## BEGIN

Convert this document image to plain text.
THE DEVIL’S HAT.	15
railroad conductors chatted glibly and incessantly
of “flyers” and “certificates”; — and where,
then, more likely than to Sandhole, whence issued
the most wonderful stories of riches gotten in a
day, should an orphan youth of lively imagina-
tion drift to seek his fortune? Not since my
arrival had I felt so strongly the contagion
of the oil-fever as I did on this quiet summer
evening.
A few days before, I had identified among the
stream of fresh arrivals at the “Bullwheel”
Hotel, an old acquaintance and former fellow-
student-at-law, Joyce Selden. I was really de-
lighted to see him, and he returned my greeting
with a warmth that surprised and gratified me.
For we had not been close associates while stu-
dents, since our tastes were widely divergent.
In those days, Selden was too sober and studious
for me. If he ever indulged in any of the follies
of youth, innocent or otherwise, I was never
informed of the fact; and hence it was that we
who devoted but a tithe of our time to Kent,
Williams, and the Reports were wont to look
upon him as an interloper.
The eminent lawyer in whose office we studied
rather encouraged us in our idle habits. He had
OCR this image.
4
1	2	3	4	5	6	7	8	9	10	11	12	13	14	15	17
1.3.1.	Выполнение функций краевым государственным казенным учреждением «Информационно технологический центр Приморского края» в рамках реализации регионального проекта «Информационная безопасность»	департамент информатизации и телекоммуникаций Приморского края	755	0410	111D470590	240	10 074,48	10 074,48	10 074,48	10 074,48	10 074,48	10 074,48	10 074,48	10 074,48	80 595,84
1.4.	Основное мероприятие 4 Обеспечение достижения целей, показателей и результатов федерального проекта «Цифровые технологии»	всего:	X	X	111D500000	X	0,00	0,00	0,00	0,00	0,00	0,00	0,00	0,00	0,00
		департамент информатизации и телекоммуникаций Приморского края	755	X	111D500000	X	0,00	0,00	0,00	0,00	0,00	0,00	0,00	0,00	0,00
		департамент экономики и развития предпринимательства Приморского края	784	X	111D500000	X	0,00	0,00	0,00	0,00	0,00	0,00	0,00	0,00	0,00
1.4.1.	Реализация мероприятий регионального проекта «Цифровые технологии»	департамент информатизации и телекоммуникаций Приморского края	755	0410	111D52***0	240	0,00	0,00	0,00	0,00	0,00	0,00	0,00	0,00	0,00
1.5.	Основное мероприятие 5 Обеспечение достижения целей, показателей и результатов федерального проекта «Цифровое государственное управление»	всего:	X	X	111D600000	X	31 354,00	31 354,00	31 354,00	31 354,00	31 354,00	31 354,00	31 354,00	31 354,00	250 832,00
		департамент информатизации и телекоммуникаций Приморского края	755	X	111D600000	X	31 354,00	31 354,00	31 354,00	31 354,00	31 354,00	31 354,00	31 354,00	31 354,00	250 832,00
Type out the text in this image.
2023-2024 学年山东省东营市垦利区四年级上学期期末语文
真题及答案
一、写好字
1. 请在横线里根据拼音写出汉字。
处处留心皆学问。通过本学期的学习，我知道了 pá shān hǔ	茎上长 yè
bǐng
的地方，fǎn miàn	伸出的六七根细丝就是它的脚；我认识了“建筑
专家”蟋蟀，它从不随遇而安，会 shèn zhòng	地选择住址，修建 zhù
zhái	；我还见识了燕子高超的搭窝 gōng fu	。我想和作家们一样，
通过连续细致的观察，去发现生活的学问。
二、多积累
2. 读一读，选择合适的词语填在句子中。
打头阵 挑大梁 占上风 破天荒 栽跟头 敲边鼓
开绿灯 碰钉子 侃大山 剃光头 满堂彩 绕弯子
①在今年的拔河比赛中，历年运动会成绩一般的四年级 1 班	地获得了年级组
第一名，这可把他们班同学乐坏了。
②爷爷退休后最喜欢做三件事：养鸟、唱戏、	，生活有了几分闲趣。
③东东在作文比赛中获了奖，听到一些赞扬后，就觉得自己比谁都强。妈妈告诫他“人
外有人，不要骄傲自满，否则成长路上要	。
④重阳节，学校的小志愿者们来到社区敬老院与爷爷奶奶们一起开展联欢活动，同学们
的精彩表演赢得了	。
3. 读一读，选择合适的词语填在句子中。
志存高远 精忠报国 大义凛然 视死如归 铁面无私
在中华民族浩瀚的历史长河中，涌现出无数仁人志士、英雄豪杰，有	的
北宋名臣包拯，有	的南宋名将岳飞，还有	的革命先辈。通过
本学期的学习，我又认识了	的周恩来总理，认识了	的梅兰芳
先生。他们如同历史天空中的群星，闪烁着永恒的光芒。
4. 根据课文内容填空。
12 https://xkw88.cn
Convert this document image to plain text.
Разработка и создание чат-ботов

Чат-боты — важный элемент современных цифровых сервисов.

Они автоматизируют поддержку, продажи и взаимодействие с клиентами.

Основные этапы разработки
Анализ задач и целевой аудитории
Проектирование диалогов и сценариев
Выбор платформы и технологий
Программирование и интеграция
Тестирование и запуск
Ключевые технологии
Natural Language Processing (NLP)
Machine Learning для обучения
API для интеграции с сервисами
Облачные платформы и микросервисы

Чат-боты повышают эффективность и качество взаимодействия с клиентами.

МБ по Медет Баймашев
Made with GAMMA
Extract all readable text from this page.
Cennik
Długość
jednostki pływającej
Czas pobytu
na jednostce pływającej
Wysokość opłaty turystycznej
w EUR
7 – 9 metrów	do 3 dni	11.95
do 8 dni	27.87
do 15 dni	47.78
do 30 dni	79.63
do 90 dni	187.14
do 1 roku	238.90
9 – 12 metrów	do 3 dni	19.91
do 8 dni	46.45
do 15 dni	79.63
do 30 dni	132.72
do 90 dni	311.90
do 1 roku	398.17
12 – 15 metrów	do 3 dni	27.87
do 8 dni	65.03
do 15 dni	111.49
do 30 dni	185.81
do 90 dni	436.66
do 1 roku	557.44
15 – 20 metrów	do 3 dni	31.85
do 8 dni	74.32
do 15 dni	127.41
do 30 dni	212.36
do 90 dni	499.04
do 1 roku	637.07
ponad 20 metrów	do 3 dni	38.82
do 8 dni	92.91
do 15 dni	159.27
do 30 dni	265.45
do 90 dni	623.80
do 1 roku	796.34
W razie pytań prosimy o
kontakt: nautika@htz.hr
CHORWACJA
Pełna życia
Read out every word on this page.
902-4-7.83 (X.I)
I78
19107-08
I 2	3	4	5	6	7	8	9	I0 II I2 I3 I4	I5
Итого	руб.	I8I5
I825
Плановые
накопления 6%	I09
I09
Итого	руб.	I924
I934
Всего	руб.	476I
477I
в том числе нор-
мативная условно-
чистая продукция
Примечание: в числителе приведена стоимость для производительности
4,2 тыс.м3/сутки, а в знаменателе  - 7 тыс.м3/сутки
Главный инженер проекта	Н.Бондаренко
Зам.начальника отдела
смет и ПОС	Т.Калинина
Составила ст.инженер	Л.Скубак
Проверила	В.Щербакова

## END

SET TASK: The records above are to be repeated exactly, in their entirety.

EXERCISE RESULT:
Convert this document image to plain text.
THE DEVIL’S HAT.	15
railroad conductors chatted glibly and incessantly
of “flyers” and “certificates”; — and where,
then, more likely than to Sandhole, whence issued
the most wonderful stories of riches gotten in a
day, should an orphan youth of lively imagina-
tion drift to seek his fortune? Not since my
arrival had I felt so strongly the contagion
of the oil-fever as I did on this quiet summer
evening.
A few days before, I had identified among the
stream of fresh arrivals at the “Bullwheel”
Hotel, an old acquaintance and former fellow-
student-at-law, Joyce Selden. I was really de-
lighted to see him, and he returned my greeting
with a warmth that surprised and gratified me.
For we had not been close associates while stu-
dents, since our tastes were widely divergent.
In those days, Selden was too sober and studious
for me. If he ever indulged in any of the follies
of youth, innocent or otherwise, I was never
informed of the fact; and hence it was that we
who devoted but a tithe of our time to Kent,
Williams, and the Reports were wont to look
upon him as an interloper.
The eminent lawyer in whose office we studied
rather encouraged us in our idle habits. He had
OCR this image.
4
1	2	3	4	5	6	7	8	9	10	11	12	13	14	15	17
1.3.1.	Выполнение функций краевым государственным казенным учреждением «Информационно технологический центр Приморского края» в рамках реализации регионального проекта «Информационная безопасность»	департамент информатизации и телекоммуникаций Приморского края	755	0410	111D470590	240	10 074,48	10 074,48	10 074,48	10 074,48	10 074,48	10 074,48	10 074,48	10 074,48	80 595,84
1.4.	Основное мероприятие 4 Обеспечение достижения целей, показателей и результатов федерального проекта «Цифровые технологии»	всего:	X	X	111D500000	X	0,00	0,00	0,00	0,00	0,00	0,00	0,00	0,00	0,00
		департамент информатизации и телекоммуникаций Приморского края	755	X	111D500000	X	0,00	0,00	0,00	0,00	0,00	0,00	0,00	0,00	0,00
		департамент экономики и развития предпринимательства Приморского края	784	X	111D500000	X	0,00	0,00	0,00	0,00	0,00	0,00	0,00	0,00	0,00
1.4.1.	Реализация мероприятий регионального проекта «Цифровые технологии»	департамент информатизации и телекоммуникаций Приморского края	755	0410	111D52***0	240	0,00	0,00	0,00	0,00	0,00	0,00	0,00	0,00	0,00
1.5.	Основное мероприятие 5 Обеспечение достижения целей, показателей и результатов федерального проекта «Цифровое государственное управление»	всего:	X	X	111D600000	X	31 354,00	31 354,00	31 354,00	31 354,00	31 354,00	31 354,00	31 354,00	31 354,00	250 832,00
		департамент информатизации и телекоммуникаций Приморского края	755	X	111D600000	X	31 354,00	31 354,00	31 354,00	31 354,00	31 354,00	31 354,00	31 354,00	31 354,00	250 832,00
Type out the text in this image.
2023-2024 学年山东省东营市垦利区四年级上学期期末语文
真题及答案
一、写好字
1. 请在横线里根据拼音写出汉字。
处处留心皆学问。通过本学期的学习，我知道了 pá shān hǔ	茎上长 yè
bǐng
的地方，fǎn miàn	伸出的六七根细丝就是它的脚；我认识了“建筑
专家”蟋蟀，它从不随遇而安，会 shèn zhòng	地选择住址，修建 zhù
zhái	；我还见识了燕子高超的搭窝 gōng fu	。我想和作家们一样，
通过连续细致的观察，去发现生活的学问。
二、多积累
2. 读一读，选择合适的词语填在句子中。
打头阵 挑大梁 占上风 破天荒 栽跟头 敲边鼓
开绿灯 碰钉子 侃大山 剃光头 满堂彩 绕弯子
①在今年的拔河比赛中，历年运动会成绩一般的四年级 1 班	地获得了年级组
第一名，这可把他们班同学乐坏了。
②爷爷退休后最喜欢做三件事：养鸟、唱戏、	，生活有了几分闲趣。
③东东在作文比赛中获了奖，听到一些赞扬后，就觉得自己比谁都强。妈妈告诫他“人
外有人，不要骄傲自满，否则成长路上要	。
④重阳节，学校的小志愿者们来到社区敬老院与爷爷奶奶们一起开展联欢活动，同学们
的精彩表演赢得了	。
3. 读一读，选择合适的词语填在句子中。
志存高远 精忠报国 大义凛然 视死如归 铁面无私
在中华民族浩瀚的历史长河中，涌现出无数仁人志士、英雄豪杰，有	的
北宋名臣包拯，有	的南宋名将岳飞，还有	的革命先辈。通过
本学期的学习，我又认识了	的周恩来总理，认识了	的梅兰芳
先生。他们如同历史天空中的群星，闪烁着永恒的光芒。
4. 根据课文内容填空。
12 https://xkw88.cn
Convert this document image to plain text.
Разработка и создание чат-ботов

Чат-боты — важный элемент современных цифровых сервисов.

Они автоматизируют поддержку, продажи и взаимодействие с клиентами.

Основные этапы разработки
Анализ задач и целевой аудитории
Проектирование диалогов и сценариев
Выбор платформы и технологий
Программирование и интеграция
Тестирование и запуск
Ключевые технологии
Natural Language Processing (NLP)
Machine Learning для обучения
API для интеграции с сервисами
Облачные платформы и микросервисы

Чат-боты повышают эффективность и качество взаимодействия с клиентами.

МБ по Медет Баймашев
Made with GAMMA
Extract all readable text from this page.
Cennik
Długość
jednostki pływającej
Czas pobytu
na jednostce pływającej
Wysokość opłaty turystycznej
w EUR
7 – 9 metrów	do 3 dni	11.95
do 8 dni	27.87
do 15 dni	47.78
do 30 dni	79.63
do 90 dni	187.14
do 1 roku	238.90
9 – 12 metrów	do 3 dni	19.91
do 8 dni	46.45
do 15 dni	79.63
do 30 dni	132.72
do 90 dni	311.90
do 1 roku	398.17
12 – 15 metrów	do 3 dni	27.87
do 8 dni	65.03
do 15 dni	111.49
do 30 dni	185.81
do 90 dni	436.66
do 1 roku	557.44
15 – 20 metrów	do 3 dni	31.85
do 8 dni	74.32
do 15 dni	127.41
do 30 dni	212.36
do 90 dni	499.04
do 1 roku	637.07
ponad 20 metrów	do 3 dni	38.82
do 8 dni	92.91
do 15 dni	159.27
do 30 dni	265.45
do 90 dni	623.80
do 1 roku	796.34
W razie pytań prosimy o
kontakt: nautika@htz.hr
CHORWACJA
Pełna życia
Read out every word on this page.
902-4-7.83 (X.I)
I78
19107-08
I 2	3	4	5	6	7	8	9	I0 II I2 I3 I4	I5
Итого	руб.	I8I5
I825
Плановые
накопления 6%	I09
I09
Итого	руб.	I924
I934
Всего	руб.	476I
477I
в том числе нор-
мативная условно-
чистая продукция
Примечание: в числителе приведена стоимость для производительности
4,2 тыс.м3/сутки, а в знаменателе  - 7 тыс.м3/сутки
Главный инженер проекта	Н.Бондаренко
Зам.начальника отдела
смет и ПОС	Т.Калинина
Составила ст.инженер	Л.Скубак
Проверила	В.Щербакова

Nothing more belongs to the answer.